**WHAT YOU HAVE TO DO**.
Continue the account of the 2015 Rally Guanajuato México, picking up after its final sentence.

**PASSAGE TO READ**.
►

The 2015 Rally Guanajuato México was a motor racing event for rally cars that was held over four days between 5 and 8 March 2015. It marked the twenty-ninth running of the Rally Mexico, and was the third round of the 2015 World Rally Championship and WRC-2 seasons.

For the third year in succession, Volkswagen Motorsport driver Sébastien Ogier won the rally, taking his fifth consecutive WRC win in the process. Ogier finished almost a minute-and-a-half clear of his closest competitor, Citroën World Rally Team's Mads Østberg. The podium was completed by Ogier's team-mate Andreas Mikkelsen, who finished 6.3 seconds in arrears of Østberg. Nasser Al-Attiyah was the winner of the WRC-2 class, finishing almost eight minutes clear of anyone else, while also finishing in seventh place overall. Nicolás Fuchs (ninth overall) and Jari Ketomaa (tenth overall) completed the podium.

◄

**SUPPLIED DATA**.
►

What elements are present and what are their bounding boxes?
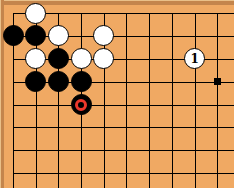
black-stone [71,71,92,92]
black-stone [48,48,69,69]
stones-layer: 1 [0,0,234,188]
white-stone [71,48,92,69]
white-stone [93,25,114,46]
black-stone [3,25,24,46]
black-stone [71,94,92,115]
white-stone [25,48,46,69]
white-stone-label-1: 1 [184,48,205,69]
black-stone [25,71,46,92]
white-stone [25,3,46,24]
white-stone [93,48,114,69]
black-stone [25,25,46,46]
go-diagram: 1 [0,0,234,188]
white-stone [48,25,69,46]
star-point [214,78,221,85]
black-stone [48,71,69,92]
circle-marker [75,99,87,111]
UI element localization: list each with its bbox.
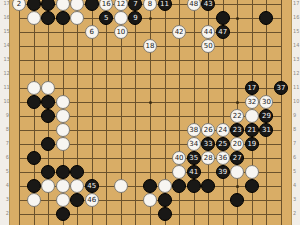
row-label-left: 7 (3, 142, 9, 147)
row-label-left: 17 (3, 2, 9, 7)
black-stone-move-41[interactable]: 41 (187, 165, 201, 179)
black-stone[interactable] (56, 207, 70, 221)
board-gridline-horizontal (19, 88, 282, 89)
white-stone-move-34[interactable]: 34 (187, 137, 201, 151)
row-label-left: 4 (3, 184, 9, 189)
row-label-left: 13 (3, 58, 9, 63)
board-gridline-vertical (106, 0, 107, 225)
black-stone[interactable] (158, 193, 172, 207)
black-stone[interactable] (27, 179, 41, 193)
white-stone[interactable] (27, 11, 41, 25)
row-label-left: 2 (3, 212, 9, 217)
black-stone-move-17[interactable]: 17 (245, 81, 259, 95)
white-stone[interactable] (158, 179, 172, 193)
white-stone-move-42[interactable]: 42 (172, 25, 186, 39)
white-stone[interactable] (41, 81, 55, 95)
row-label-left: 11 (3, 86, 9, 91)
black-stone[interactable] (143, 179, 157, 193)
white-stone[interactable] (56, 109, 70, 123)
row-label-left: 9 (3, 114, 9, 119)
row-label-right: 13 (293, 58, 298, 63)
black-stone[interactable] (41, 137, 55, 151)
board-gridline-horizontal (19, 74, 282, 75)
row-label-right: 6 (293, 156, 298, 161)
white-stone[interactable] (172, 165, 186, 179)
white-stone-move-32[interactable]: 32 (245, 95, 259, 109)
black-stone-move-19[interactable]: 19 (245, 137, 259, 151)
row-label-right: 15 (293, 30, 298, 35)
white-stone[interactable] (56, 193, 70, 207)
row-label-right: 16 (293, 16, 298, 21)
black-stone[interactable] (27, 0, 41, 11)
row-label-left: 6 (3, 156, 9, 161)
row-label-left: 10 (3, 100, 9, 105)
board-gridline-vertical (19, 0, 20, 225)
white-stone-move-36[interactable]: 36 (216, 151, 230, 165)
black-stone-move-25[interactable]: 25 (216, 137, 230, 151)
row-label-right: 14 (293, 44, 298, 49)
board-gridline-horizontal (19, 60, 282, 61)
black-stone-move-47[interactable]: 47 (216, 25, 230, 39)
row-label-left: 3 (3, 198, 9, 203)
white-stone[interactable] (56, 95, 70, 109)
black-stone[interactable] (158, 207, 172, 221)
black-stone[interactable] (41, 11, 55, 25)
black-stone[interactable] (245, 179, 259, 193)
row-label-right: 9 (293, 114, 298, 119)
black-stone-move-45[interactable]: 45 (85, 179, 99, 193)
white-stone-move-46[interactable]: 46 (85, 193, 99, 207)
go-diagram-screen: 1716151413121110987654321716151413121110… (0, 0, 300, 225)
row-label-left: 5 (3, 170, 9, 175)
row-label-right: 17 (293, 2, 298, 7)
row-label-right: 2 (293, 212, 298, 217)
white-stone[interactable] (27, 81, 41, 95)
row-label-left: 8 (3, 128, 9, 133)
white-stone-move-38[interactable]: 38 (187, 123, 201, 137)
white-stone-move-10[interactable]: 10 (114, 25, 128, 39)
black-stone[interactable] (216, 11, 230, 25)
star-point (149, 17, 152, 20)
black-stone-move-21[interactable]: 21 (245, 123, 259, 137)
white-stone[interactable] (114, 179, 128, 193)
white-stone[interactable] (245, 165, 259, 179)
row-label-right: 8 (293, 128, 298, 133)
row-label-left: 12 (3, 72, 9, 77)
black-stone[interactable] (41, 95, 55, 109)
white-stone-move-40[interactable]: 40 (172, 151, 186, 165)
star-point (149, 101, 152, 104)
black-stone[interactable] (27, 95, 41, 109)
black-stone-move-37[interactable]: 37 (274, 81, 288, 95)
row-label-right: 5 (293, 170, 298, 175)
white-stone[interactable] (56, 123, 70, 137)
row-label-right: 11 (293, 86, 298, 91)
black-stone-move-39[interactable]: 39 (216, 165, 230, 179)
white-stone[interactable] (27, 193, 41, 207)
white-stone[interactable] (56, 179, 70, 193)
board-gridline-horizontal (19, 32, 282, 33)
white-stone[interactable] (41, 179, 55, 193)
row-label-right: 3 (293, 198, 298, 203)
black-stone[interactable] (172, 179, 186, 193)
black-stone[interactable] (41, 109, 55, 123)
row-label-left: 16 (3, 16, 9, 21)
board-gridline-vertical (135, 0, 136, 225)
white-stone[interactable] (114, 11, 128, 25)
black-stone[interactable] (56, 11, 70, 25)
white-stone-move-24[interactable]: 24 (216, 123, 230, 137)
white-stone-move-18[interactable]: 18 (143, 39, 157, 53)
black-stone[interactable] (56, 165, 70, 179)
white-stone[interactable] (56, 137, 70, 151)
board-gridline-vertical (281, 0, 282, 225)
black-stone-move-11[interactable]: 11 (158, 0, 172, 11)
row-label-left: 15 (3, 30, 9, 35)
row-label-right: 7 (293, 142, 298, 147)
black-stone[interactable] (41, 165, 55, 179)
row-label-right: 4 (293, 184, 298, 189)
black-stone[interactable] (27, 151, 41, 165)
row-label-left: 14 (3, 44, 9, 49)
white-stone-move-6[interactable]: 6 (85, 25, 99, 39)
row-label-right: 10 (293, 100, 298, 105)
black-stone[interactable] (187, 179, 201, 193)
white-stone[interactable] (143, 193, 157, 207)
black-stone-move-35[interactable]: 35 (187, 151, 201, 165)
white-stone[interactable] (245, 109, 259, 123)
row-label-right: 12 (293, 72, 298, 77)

◄
►

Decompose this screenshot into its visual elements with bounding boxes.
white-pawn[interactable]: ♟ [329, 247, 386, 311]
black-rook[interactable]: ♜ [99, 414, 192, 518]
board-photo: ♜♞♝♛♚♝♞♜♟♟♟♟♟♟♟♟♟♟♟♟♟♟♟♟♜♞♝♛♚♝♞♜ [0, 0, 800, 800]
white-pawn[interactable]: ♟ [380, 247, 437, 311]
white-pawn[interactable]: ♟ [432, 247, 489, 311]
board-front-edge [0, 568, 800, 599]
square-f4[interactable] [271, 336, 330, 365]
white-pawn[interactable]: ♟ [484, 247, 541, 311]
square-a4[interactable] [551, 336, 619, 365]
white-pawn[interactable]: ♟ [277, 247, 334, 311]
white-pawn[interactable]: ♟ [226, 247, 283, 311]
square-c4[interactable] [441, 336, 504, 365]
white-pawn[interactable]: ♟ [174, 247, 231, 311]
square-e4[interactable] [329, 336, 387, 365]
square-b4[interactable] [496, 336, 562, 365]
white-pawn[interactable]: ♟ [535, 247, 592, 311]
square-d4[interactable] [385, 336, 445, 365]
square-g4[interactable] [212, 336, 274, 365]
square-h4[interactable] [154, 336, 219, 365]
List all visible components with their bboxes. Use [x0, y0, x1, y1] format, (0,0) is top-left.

◄
►

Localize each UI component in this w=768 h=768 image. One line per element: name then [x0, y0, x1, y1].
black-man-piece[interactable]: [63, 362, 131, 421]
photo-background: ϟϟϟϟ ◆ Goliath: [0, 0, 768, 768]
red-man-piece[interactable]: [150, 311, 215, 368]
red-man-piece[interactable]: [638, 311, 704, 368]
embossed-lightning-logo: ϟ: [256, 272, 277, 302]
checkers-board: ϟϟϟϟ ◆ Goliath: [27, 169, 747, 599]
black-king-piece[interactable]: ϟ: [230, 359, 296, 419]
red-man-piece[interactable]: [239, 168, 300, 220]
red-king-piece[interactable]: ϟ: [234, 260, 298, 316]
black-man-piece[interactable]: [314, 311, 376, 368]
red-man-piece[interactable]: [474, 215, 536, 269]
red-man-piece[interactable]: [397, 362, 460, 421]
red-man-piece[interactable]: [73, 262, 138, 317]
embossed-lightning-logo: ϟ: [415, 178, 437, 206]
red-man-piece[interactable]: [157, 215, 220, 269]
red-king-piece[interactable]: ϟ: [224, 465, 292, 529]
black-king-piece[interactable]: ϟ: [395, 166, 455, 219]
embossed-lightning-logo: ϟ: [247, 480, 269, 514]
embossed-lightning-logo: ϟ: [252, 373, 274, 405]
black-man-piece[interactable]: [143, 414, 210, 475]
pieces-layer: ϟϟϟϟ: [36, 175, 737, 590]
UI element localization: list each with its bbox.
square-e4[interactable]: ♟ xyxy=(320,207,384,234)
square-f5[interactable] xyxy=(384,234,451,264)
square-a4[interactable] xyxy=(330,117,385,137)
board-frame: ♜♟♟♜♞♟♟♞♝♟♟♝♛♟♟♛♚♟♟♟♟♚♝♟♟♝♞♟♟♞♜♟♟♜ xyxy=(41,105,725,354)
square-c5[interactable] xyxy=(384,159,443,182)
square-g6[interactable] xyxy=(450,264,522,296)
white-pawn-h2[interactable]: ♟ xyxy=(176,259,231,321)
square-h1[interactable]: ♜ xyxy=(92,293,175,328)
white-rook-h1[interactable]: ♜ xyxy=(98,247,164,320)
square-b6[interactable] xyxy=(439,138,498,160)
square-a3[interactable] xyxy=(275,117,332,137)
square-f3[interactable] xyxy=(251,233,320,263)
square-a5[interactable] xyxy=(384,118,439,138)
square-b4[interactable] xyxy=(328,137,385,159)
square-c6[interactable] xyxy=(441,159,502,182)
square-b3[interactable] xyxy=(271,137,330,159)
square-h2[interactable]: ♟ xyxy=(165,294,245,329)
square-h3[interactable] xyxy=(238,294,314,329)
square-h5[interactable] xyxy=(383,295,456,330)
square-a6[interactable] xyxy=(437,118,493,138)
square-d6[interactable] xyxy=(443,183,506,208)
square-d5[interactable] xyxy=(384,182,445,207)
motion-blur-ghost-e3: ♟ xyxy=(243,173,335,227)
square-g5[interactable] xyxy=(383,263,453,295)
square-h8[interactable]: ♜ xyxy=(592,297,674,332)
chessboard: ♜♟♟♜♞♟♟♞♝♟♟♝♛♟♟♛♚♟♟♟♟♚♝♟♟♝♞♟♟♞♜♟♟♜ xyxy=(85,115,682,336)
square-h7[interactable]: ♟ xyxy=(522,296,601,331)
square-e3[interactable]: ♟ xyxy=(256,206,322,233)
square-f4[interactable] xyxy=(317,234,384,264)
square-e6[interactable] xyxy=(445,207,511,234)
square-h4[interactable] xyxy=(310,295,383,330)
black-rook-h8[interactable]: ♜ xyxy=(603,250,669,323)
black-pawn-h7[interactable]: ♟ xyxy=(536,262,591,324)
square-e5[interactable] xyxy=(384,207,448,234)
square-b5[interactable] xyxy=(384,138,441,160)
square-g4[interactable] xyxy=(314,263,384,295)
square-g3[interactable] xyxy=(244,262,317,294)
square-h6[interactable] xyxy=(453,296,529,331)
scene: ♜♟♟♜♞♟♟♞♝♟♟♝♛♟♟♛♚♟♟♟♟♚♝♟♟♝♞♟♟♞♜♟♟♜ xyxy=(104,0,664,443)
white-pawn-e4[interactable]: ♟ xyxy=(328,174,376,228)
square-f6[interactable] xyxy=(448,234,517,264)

◄

**RESPONSE FOR THIS EXERCISE**.
During the third stage of the rally, Los Mexicanos, Ott Tänak crashed his car into a lake, but he and co-driver Raigo Mõlder were able to extract themselves from the car prior to it submerging. The car was recovered from the lake, in anticipation for the car to be repaired by the M-Sport World Rally Team. The team attempted to repair the car, dubbed the TiTänak – a portmanteau of the RMS Titanic passenger liner, that sank in 1912, and Tänak's name – for the second day, but he was unable to start. He returned for Sunday's stages, finishing 22nd overall and scoring a manufacturers' championship point.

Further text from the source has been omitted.